(The task) Among the lines below, how many carry the string "color"? Reply with a number and nothing else.

(Listed entries)
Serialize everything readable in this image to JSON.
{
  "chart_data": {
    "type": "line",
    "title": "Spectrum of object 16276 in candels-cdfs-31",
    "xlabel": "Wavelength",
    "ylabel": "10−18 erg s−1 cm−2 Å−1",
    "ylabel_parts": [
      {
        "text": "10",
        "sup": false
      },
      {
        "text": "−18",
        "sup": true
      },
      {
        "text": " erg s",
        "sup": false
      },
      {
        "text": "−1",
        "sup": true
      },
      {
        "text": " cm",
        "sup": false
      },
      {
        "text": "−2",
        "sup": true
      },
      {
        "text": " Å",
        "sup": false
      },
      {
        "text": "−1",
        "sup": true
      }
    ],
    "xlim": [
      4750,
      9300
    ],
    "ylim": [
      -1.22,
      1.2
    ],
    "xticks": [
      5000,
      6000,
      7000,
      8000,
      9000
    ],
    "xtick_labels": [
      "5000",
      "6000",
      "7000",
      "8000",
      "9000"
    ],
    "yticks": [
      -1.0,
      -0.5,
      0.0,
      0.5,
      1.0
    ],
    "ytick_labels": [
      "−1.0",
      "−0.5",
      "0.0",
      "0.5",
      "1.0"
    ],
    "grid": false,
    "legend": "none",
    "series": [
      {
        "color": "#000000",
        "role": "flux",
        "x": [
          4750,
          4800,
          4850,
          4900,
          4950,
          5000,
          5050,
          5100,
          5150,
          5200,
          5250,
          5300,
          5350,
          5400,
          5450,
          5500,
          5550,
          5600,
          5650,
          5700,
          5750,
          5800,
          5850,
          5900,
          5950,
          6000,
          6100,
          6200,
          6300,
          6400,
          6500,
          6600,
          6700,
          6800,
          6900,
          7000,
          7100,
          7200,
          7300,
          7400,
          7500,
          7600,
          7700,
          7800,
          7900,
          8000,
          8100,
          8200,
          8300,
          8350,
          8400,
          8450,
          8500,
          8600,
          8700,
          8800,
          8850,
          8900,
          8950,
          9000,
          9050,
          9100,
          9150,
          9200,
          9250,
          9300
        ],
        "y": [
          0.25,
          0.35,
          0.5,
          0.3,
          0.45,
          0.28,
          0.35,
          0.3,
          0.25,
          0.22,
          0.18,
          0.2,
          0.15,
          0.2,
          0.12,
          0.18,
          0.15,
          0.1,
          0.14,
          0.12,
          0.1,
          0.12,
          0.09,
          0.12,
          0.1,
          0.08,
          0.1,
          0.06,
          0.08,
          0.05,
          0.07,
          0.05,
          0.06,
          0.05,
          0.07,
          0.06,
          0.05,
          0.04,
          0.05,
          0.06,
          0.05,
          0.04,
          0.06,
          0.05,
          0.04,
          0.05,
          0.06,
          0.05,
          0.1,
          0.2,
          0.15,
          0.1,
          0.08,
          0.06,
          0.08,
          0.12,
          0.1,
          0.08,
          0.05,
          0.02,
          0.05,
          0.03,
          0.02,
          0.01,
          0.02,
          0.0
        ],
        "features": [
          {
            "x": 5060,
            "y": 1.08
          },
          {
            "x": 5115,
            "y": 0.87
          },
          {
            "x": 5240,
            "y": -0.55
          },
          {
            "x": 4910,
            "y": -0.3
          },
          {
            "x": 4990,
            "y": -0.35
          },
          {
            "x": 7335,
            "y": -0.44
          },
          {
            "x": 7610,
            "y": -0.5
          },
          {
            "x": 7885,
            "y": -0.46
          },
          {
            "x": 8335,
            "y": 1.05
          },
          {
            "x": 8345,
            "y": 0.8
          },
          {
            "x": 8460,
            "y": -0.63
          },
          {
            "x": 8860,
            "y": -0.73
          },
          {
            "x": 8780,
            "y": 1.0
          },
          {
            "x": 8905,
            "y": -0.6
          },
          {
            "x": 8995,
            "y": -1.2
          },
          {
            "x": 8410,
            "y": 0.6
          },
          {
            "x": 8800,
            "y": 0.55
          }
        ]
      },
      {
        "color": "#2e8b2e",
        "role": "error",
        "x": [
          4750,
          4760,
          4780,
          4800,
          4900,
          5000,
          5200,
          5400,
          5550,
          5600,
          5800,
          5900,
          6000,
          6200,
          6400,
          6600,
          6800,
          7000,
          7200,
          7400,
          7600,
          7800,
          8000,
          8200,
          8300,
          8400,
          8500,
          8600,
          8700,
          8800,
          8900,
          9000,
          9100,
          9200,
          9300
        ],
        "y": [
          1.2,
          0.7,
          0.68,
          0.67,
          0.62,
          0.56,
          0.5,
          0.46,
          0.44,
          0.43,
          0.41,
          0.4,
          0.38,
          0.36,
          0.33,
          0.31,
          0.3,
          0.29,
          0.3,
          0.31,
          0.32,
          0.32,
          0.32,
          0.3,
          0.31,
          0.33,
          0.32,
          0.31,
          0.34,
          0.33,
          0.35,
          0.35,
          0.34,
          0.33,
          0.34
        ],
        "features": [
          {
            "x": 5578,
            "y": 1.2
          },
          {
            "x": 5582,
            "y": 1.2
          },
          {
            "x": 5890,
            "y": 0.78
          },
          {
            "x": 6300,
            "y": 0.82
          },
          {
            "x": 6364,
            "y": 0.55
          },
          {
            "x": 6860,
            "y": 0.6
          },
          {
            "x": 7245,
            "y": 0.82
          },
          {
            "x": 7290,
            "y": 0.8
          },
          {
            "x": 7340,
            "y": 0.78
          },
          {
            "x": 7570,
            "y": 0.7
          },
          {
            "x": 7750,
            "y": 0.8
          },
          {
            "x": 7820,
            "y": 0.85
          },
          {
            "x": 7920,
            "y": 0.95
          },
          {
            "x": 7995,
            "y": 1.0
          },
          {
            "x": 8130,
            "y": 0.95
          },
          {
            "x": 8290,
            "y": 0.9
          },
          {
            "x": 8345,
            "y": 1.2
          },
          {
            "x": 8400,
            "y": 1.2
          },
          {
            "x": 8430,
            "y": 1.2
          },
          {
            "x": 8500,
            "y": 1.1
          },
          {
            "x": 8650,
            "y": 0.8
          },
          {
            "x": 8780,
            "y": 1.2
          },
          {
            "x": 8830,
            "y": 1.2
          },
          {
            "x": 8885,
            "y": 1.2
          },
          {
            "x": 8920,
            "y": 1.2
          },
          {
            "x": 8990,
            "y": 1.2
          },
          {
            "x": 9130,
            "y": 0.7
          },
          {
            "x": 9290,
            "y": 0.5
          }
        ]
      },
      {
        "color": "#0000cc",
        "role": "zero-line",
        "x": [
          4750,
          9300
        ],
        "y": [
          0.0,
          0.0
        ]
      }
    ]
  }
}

(Exercise answer) 3